- [Material provided]
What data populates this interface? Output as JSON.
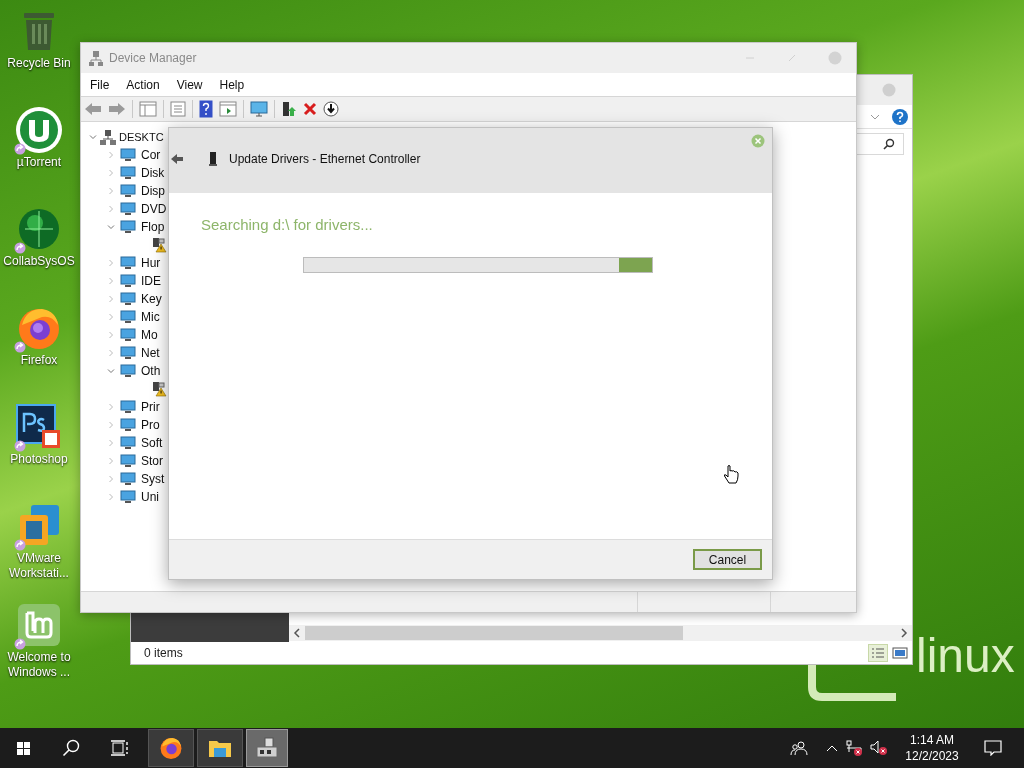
{
  "desktop_icons": [
    {
      "label": "Recycle Bin",
      "kind": "recycle",
      "shortcut": false
    },
    {
      "label": "µTorrent",
      "kind": "torrent",
      "shortcut": true
    },
    {
      "label": "CollabSysOS",
      "kind": "globe",
      "shortcut": true
    },
    {
      "label": "Firefox",
      "kind": "firefox",
      "shortcut": true
    },
    {
      "label": "Photoshop",
      "kind": "photoshop",
      "shortcut": true
    },
    {
      "label": "VMware Workstati...",
      "kind": "vmware",
      "shortcut": true
    },
    {
      "label": "Welcome to Windows ...",
      "kind": "mint",
      "shortcut": true
    }
  ],
  "wallpaper_logo": "linux",
  "explorer": {
    "status": "0 items"
  },
  "device_manager": {
    "title": "Device Manager",
    "menu": [
      "File",
      "Action",
      "View",
      "Help"
    ],
    "tree": {
      "label": "DESKTC",
      "expanded": true,
      "children": [
        {
          "label": "Cor",
          "expanded": false
        },
        {
          "label": "Disk",
          "expanded": false
        },
        {
          "label": "Disp",
          "expanded": false
        },
        {
          "label": "DVD",
          "expanded": false
        },
        {
          "label": "Flop",
          "expanded": true,
          "children": [
            {
              "kind": "warning-device"
            }
          ]
        },
        {
          "label": "Hur",
          "expanded": false
        },
        {
          "label": "IDE",
          "expanded": false
        },
        {
          "label": "Key",
          "expanded": false
        },
        {
          "label": "Mic",
          "expanded": false
        },
        {
          "label": "Mo",
          "expanded": false
        },
        {
          "label": "Net",
          "expanded": false
        },
        {
          "label": "Oth",
          "expanded": true,
          "children": [
            {
              "kind": "warning-device"
            }
          ]
        },
        {
          "label": "Prir",
          "expanded": false
        },
        {
          "label": "Pro",
          "expanded": false
        },
        {
          "label": "Soft",
          "expanded": false
        },
        {
          "label": "Stor",
          "expanded": false
        },
        {
          "label": "Syst",
          "expanded": false
        },
        {
          "label": "Uni",
          "expanded": false
        }
      ]
    }
  },
  "dialog": {
    "title": "Update Drivers - Ethernet Controller",
    "status": "Searching d:\\ for drivers...",
    "button": "Cancel"
  },
  "taskbar": {
    "apps": [
      {
        "kind": "firefox",
        "selected": false
      },
      {
        "kind": "explorer",
        "selected": false
      },
      {
        "kind": "device-manager",
        "selected": true
      }
    ],
    "time": "1:14 AM",
    "date": "12/2/2023"
  }
}
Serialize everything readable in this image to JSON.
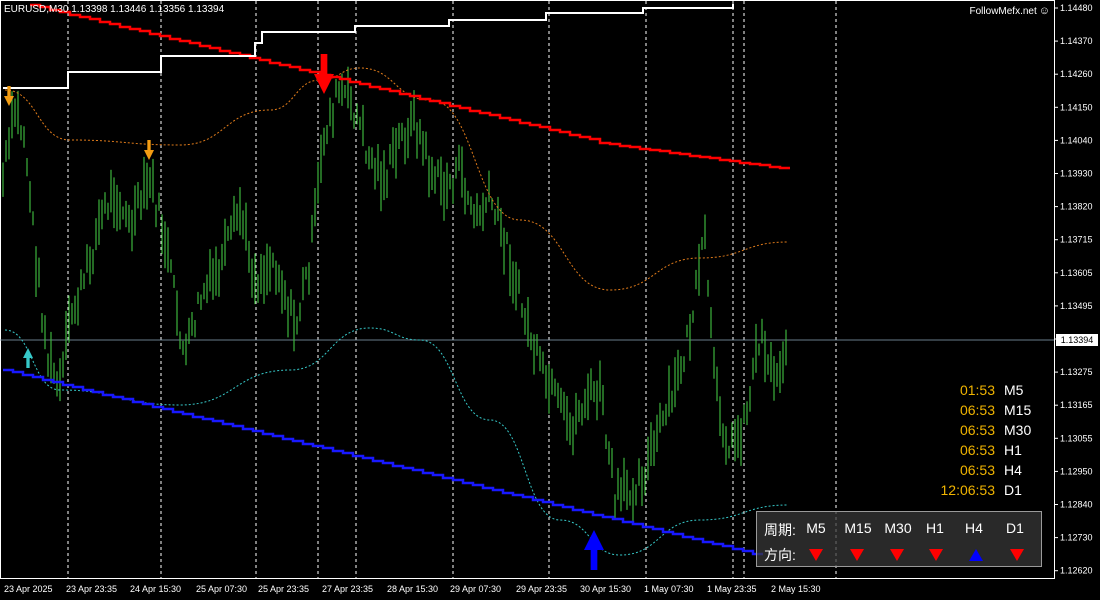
{
  "symbol_header": "EURUSD,M30  1.13398 1.13446 1.13356 1.13394",
  "brand": "FollowMefx.net",
  "brand_icon": "smiley-icon",
  "current_price": "1.13394",
  "price_axis": [
    "1.14480",
    "1.14370",
    "1.14260",
    "1.14150",
    "1.14040",
    "1.13930",
    "1.13820",
    "1.13715",
    "1.13605",
    "1.13495",
    "1.13385",
    "1.13275",
    "1.13165",
    "1.13055",
    "1.12950",
    "1.12840",
    "1.12730",
    "1.12620"
  ],
  "time_axis": [
    "23 Apr 2025",
    "23 Apr 23:35",
    "24 Apr 15:30",
    "25 Apr 07:30",
    "25 Apr 23:35",
    "27 Apr 23:35",
    "28 Apr 15:30",
    "29 Apr 07:30",
    "29 Apr 23:35",
    "30 Apr 15:30",
    "1 May 07:30",
    "1 May 23:35",
    "2 May 15:30",
    "5 May 07:30"
  ],
  "timers": [
    {
      "time": "01:53",
      "tf": "M5"
    },
    {
      "time": "06:53",
      "tf": "M15"
    },
    {
      "time": "06:53",
      "tf": "M30"
    },
    {
      "time": "06:53",
      "tf": "H1"
    },
    {
      "time": "06:53",
      "tf": "H4"
    },
    {
      "time": "12:06:53",
      "tf": "D1"
    }
  ],
  "trend_panel": {
    "period_label": "周期:",
    "direction_label": "方向:",
    "columns": [
      {
        "tf": "M5",
        "dir": "down"
      },
      {
        "tf": "M15",
        "dir": "down"
      },
      {
        "tf": "M30",
        "dir": "down"
      },
      {
        "tf": "H1",
        "dir": "down"
      },
      {
        "tf": "H4",
        "dir": "up"
      },
      {
        "tf": "D1",
        "dir": "down"
      }
    ]
  },
  "colors": {
    "candle": "#3db33d",
    "upper_band": "#ff0000",
    "lower_band": "#1818ff",
    "step_line": "#ffffff",
    "orange_dots": "#e07b1a",
    "cyan_dots": "#36c8c8",
    "grid": "#ffffff",
    "up": "#0000ff",
    "down": "#ff0000"
  }
}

- [Written instruction]
Extract the full listing exactly, with the pictures left out.

- [Exercise answer]
What data populates this interface? Output as JSON.
{
  "desktop_icons": [
    {
      "label": "Recycle Bin",
      "kind": "recycle",
      "shortcut": false
    },
    {
      "label": "µTorrent",
      "kind": "torrent",
      "shortcut": true
    },
    {
      "label": "CollabSysOS",
      "kind": "globe",
      "shortcut": true
    },
    {
      "label": "Firefox",
      "kind": "firefox",
      "shortcut": true
    },
    {
      "label": "Photoshop",
      "kind": "photoshop",
      "shortcut": true
    },
    {
      "label": "VMware Workstati...",
      "kind": "vmware",
      "shortcut": true
    },
    {
      "label": "Welcome to Windows ...",
      "kind": "mint",
      "shortcut": true
    }
  ],
  "wallpaper_logo": "linux",
  "explorer": {
    "status": "0 items"
  },
  "device_manager": {
    "title": "Device Manager",
    "menu": [
      "File",
      "Action",
      "View",
      "Help"
    ],
    "tree": {
      "label": "DESKTC",
      "expanded": true,
      "children": [
        {
          "label": "Cor",
          "expanded": false
        },
        {
          "label": "Disk",
          "expanded": false
        },
        {
          "label": "Disp",
          "expanded": false
        },
        {
          "label": "DVD",
          "expanded": false
        },
        {
          "label": "Flop",
          "expanded": true,
          "children": [
            {
              "kind": "warning-device"
            }
          ]
        },
        {
          "label": "Hur",
          "expanded": false
        },
        {
          "label": "IDE",
          "expanded": false
        },
        {
          "label": "Key",
          "expanded": false
        },
        {
          "label": "Mic",
          "expanded": false
        },
        {
          "label": "Mo",
          "expanded": false
        },
        {
          "label": "Net",
          "expanded": false
        },
        {
          "label": "Oth",
          "expanded": true,
          "children": [
            {
              "kind": "warning-device"
            }
          ]
        },
        {
          "label": "Prir",
          "expanded": false
        },
        {
          "label": "Pro",
          "expanded": false
        },
        {
          "label": "Soft",
          "expanded": false
        },
        {
          "label": "Stor",
          "expanded": false
        },
        {
          "label": "Syst",
          "expanded": false
        },
        {
          "label": "Uni",
          "expanded": false
        }
      ]
    }
  },
  "dialog": {
    "title": "Update Drivers - Ethernet Controller",
    "status": "Searching d:\\ for drivers...",
    "button": "Cancel"
  },
  "taskbar": {
    "apps": [
      {
        "kind": "firefox",
        "selected": false
      },
      {
        "kind": "explorer",
        "selected": false
      },
      {
        "kind": "device-manager",
        "selected": true
      }
    ],
    "time": "1:14 AM",
    "date": "12/2/2023"
  }
}
Serialize everything readable in this image to JSON.
{
  "symbol_header": "EURUSD,M30  1.13398 1.13446 1.13356 1.13394",
  "brand": "FollowMefx.net",
  "brand_icon": "smiley-icon",
  "current_price": "1.13394",
  "price_axis": [
    "1.14480",
    "1.14370",
    "1.14260",
    "1.14150",
    "1.14040",
    "1.13930",
    "1.13820",
    "1.13715",
    "1.13605",
    "1.13495",
    "1.13385",
    "1.13275",
    "1.13165",
    "1.13055",
    "1.12950",
    "1.12840",
    "1.12730",
    "1.12620"
  ],
  "time_axis": [
    "23 Apr 2025",
    "23 Apr 23:35",
    "24 Apr 15:30",
    "25 Apr 07:30",
    "25 Apr 23:35",
    "27 Apr 23:35",
    "28 Apr 15:30",
    "29 Apr 07:30",
    "29 Apr 23:35",
    "30 Apr 15:30",
    "1 May 07:30",
    "1 May 23:35",
    "2 May 15:30",
    "5 May 07:30"
  ],
  "timers": [
    {
      "time": "01:53",
      "tf": "M5"
    },
    {
      "time": "06:53",
      "tf": "M15"
    },
    {
      "time": "06:53",
      "tf": "M30"
    },
    {
      "time": "06:53",
      "tf": "H1"
    },
    {
      "time": "06:53",
      "tf": "H4"
    },
    {
      "time": "12:06:53",
      "tf": "D1"
    }
  ],
  "trend_panel": {
    "period_label": "周期:",
    "direction_label": "方向:",
    "columns": [
      {
        "tf": "M5",
        "dir": "down"
      },
      {
        "tf": "M15",
        "dir": "down"
      },
      {
        "tf": "M30",
        "dir": "down"
      },
      {
        "tf": "H1",
        "dir": "down"
      },
      {
        "tf": "H4",
        "dir": "up"
      },
      {
        "tf": "D1",
        "dir": "down"
      }
    ]
  },
  "colors": {
    "candle": "#3db33d",
    "upper_band": "#ff0000",
    "lower_band": "#1818ff",
    "step_line": "#ffffff",
    "orange_dots": "#e07b1a",
    "cyan_dots": "#36c8c8",
    "grid": "#ffffff",
    "up": "#0000ff",
    "down": "#ff0000"
  }
}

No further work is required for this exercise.